— START Information shown —

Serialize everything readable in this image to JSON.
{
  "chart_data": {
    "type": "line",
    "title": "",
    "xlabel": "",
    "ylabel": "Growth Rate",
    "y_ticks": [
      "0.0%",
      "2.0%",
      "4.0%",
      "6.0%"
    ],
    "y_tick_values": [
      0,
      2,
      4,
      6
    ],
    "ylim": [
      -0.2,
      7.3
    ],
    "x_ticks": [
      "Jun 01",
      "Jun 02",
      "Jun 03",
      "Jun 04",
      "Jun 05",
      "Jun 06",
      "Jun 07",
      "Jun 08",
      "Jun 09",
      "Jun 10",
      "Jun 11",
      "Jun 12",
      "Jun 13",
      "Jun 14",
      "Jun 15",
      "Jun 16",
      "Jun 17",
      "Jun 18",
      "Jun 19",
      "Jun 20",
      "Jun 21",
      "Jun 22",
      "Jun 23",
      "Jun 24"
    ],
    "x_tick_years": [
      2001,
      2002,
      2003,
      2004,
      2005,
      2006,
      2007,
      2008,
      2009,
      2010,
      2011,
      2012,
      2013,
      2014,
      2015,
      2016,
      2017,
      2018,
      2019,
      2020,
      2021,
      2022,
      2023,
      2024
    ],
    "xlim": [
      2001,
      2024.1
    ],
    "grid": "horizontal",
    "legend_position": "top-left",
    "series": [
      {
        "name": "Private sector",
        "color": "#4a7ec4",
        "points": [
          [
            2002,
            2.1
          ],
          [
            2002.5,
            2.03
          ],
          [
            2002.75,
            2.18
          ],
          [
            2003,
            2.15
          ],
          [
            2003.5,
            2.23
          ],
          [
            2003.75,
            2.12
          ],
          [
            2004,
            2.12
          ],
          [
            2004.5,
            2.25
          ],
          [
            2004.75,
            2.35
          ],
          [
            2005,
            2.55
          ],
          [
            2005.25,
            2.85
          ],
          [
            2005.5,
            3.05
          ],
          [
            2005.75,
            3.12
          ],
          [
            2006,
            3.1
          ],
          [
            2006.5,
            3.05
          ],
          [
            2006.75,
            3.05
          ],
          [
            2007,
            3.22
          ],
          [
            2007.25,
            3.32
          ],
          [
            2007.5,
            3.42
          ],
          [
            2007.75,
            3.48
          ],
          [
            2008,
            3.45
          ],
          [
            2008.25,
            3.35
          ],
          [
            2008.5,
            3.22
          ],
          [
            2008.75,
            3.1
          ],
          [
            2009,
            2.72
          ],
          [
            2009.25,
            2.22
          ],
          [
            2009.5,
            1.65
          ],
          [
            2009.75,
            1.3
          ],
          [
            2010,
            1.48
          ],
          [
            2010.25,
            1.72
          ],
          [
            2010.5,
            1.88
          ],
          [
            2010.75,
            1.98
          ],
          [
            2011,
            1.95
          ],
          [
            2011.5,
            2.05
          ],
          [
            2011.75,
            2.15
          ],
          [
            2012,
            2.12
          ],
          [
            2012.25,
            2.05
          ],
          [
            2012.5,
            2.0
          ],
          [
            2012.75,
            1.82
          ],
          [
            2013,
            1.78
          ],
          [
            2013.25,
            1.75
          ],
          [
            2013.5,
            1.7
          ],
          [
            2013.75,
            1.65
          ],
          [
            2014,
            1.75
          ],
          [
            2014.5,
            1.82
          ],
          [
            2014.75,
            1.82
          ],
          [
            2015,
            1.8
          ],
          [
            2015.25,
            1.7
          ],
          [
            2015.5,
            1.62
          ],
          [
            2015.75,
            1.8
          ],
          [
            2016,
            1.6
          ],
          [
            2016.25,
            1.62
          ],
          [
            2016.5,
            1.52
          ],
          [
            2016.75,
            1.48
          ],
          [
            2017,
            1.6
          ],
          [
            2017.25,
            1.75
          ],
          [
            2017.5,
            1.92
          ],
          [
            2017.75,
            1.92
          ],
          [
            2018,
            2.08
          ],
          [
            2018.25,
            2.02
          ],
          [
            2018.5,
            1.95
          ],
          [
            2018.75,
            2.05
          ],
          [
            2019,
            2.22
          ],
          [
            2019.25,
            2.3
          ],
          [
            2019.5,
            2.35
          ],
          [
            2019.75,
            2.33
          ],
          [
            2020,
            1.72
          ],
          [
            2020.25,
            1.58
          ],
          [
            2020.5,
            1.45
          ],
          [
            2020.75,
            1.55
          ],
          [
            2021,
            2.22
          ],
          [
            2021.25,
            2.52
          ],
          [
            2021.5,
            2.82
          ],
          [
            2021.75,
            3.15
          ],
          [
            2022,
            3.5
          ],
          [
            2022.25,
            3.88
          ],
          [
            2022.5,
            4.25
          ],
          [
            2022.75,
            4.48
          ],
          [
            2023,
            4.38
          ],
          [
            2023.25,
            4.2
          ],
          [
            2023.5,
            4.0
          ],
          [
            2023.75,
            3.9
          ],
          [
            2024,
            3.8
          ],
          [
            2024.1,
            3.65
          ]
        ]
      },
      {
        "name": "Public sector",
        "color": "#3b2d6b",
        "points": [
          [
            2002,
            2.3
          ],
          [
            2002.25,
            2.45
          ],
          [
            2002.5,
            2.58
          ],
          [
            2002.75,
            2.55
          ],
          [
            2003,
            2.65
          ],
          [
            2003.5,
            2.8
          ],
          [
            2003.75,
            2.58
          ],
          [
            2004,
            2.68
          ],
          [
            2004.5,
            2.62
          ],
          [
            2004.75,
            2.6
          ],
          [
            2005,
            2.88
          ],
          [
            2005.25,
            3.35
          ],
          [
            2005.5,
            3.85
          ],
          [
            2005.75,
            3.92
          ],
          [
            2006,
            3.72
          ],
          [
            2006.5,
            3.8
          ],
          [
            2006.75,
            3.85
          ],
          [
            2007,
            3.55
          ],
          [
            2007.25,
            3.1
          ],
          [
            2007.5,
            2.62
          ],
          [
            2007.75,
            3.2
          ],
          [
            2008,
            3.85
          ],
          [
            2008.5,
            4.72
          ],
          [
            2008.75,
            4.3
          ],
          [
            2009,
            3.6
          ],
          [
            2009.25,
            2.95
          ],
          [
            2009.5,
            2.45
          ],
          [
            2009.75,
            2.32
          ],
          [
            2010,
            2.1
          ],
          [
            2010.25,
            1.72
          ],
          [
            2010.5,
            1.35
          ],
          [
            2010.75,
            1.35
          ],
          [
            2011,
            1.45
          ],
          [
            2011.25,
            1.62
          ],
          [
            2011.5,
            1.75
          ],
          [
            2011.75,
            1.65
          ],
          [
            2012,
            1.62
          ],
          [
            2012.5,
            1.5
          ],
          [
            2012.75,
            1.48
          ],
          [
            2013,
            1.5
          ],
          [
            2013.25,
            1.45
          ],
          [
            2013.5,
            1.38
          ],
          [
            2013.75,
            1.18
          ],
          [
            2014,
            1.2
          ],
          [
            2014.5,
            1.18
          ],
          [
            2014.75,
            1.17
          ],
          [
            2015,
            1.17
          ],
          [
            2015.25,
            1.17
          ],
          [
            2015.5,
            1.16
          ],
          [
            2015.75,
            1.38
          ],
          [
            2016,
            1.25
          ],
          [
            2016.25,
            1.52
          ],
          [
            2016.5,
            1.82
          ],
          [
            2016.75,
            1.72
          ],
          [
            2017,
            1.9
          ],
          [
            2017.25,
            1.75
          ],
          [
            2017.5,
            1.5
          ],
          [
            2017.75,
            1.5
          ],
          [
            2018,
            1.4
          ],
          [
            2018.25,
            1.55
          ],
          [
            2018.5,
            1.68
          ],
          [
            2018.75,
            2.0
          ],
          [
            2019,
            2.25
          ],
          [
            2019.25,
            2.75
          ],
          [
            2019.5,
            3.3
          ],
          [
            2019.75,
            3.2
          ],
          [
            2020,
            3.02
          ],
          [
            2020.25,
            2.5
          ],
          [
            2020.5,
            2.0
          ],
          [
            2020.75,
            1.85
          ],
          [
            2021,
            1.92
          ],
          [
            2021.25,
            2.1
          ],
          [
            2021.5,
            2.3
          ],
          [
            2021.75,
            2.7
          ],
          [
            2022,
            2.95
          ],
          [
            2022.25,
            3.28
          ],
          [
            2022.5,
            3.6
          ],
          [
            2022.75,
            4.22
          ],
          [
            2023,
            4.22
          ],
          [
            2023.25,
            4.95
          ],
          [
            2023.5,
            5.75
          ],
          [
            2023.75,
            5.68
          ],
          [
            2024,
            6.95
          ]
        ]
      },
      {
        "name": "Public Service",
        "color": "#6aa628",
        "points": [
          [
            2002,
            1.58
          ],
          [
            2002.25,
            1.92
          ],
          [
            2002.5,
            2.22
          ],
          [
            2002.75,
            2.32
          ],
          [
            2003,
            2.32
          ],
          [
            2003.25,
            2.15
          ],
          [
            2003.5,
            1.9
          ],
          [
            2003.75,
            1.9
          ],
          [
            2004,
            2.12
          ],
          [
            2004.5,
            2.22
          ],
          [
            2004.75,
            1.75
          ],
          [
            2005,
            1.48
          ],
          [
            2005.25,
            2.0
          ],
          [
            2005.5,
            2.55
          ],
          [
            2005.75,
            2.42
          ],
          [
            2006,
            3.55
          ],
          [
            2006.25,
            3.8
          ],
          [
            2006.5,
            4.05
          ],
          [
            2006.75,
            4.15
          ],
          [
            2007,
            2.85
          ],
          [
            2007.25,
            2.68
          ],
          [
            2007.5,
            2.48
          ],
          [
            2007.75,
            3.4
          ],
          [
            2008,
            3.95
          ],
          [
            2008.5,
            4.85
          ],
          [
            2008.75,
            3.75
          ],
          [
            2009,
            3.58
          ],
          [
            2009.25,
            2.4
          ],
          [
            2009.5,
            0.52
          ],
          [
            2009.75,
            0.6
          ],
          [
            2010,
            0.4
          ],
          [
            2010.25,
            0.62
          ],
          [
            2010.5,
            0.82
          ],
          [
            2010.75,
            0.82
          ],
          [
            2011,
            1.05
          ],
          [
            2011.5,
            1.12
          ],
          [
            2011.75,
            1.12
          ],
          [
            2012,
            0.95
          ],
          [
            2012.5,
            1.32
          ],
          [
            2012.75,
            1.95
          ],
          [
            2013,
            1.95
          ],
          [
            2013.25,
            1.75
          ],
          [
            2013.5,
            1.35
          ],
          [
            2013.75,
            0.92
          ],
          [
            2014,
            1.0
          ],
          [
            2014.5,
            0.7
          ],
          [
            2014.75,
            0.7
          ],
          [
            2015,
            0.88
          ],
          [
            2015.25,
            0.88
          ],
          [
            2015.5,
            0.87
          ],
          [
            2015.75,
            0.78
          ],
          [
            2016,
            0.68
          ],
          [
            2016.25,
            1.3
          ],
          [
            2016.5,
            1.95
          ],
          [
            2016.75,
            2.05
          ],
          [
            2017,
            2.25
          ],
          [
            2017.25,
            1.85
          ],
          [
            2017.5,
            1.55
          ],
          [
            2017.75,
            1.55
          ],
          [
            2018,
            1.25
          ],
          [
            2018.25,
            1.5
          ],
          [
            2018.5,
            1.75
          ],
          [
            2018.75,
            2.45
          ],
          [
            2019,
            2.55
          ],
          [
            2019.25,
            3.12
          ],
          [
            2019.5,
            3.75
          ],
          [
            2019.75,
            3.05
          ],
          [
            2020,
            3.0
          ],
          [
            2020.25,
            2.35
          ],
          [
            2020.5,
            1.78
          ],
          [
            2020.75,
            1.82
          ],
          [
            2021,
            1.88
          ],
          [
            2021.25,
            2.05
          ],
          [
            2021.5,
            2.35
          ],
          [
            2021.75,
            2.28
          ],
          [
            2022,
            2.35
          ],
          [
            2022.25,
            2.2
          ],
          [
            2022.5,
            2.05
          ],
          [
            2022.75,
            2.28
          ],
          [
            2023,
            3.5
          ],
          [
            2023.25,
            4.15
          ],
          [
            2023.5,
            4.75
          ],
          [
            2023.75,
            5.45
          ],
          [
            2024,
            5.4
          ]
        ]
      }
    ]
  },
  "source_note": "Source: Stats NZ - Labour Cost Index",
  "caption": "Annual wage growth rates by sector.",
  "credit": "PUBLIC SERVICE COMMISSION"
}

— END Information shown —

▶ [What is needed] Report how many lines of the preceding records include "sector". Output the number only.

▶ [Task response] 3